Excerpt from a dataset
......
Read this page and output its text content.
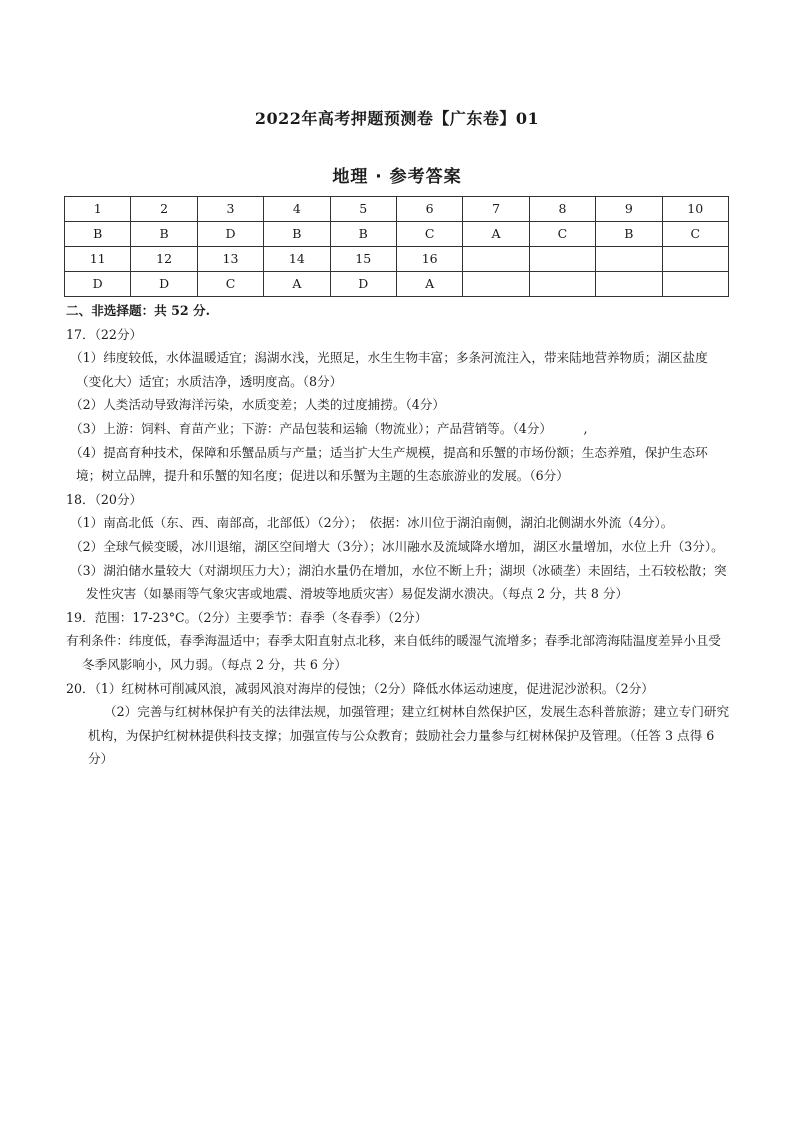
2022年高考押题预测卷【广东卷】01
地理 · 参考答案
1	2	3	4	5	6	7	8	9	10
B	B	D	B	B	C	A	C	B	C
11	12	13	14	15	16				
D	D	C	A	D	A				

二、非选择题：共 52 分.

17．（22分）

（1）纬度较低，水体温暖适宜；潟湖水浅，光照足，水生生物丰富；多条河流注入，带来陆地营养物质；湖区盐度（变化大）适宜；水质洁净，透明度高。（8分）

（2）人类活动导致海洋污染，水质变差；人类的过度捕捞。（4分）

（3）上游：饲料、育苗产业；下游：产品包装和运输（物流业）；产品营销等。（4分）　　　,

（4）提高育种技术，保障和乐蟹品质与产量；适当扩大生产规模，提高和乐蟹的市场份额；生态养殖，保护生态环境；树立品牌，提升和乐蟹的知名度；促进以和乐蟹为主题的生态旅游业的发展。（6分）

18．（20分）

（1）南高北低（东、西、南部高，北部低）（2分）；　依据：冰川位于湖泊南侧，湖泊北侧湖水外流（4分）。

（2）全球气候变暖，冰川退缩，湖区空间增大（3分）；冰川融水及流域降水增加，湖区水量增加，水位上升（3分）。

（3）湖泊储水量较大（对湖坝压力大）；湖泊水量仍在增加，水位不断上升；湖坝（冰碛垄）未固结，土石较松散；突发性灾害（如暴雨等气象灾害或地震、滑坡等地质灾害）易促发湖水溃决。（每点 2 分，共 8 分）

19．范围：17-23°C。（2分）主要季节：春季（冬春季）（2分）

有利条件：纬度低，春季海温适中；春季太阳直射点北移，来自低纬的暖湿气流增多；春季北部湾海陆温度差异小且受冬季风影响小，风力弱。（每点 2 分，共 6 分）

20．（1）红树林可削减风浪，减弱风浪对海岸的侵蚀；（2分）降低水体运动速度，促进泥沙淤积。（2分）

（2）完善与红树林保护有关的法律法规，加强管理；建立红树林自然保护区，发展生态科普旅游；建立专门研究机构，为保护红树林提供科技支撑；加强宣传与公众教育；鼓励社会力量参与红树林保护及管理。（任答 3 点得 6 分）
......
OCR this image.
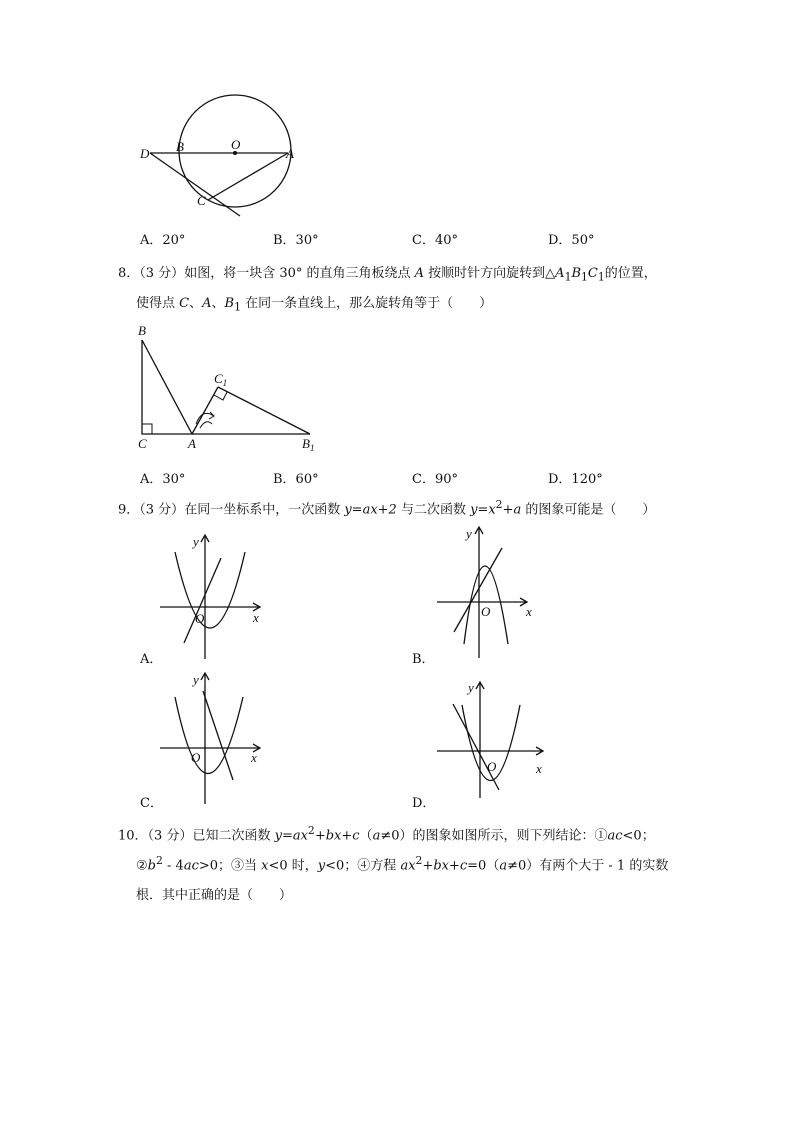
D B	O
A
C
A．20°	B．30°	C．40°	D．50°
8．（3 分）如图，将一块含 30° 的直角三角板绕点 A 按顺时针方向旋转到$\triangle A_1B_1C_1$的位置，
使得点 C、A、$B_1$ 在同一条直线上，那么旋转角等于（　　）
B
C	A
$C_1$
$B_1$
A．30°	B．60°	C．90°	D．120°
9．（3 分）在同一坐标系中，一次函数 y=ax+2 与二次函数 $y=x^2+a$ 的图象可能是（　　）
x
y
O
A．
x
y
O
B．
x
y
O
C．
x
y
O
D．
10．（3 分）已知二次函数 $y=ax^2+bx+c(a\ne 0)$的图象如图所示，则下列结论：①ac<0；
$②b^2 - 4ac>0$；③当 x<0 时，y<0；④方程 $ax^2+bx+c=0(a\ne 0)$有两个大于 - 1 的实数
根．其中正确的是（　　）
......
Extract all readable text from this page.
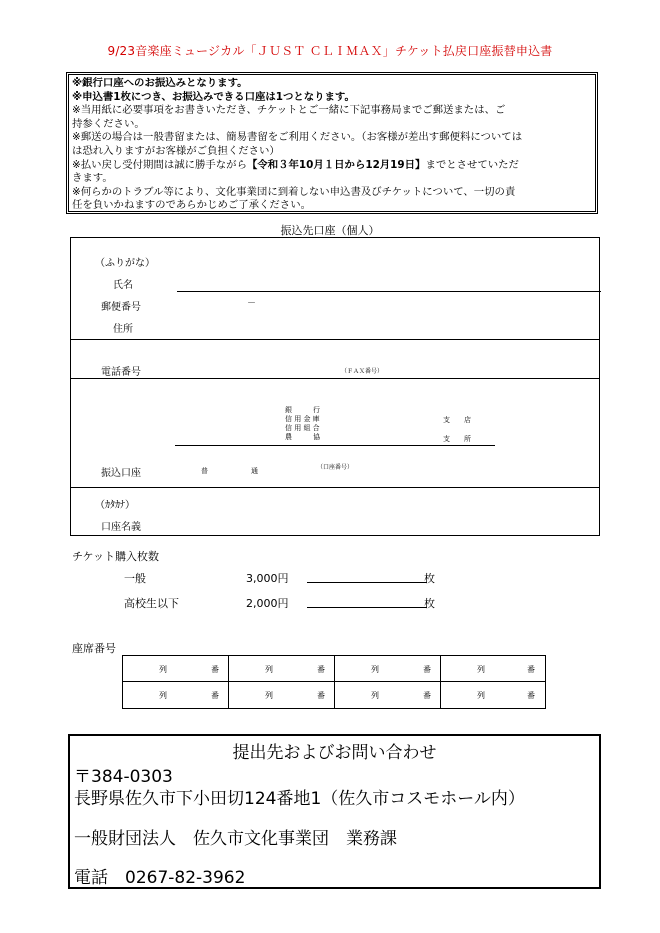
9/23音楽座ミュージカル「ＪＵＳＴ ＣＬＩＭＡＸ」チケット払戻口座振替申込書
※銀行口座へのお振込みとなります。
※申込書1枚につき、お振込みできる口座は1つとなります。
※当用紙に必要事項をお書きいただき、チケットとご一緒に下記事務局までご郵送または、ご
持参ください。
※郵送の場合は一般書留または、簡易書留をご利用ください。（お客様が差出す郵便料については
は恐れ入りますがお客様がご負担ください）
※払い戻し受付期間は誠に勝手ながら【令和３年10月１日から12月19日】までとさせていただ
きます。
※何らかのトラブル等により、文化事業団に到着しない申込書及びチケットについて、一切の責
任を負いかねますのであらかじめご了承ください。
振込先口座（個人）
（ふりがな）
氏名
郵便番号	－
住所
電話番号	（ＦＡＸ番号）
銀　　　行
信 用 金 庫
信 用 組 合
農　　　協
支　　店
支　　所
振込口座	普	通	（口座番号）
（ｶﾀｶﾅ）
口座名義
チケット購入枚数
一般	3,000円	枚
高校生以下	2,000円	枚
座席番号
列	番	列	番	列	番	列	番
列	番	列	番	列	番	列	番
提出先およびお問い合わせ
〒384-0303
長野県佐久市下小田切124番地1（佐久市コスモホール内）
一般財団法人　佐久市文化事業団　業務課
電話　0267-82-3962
......
* _WORK INSTRUCTIONS_
Of the lines in this listing, how many contain "page"? Reply with the number and nothing more.

* _TASK RESULT_
2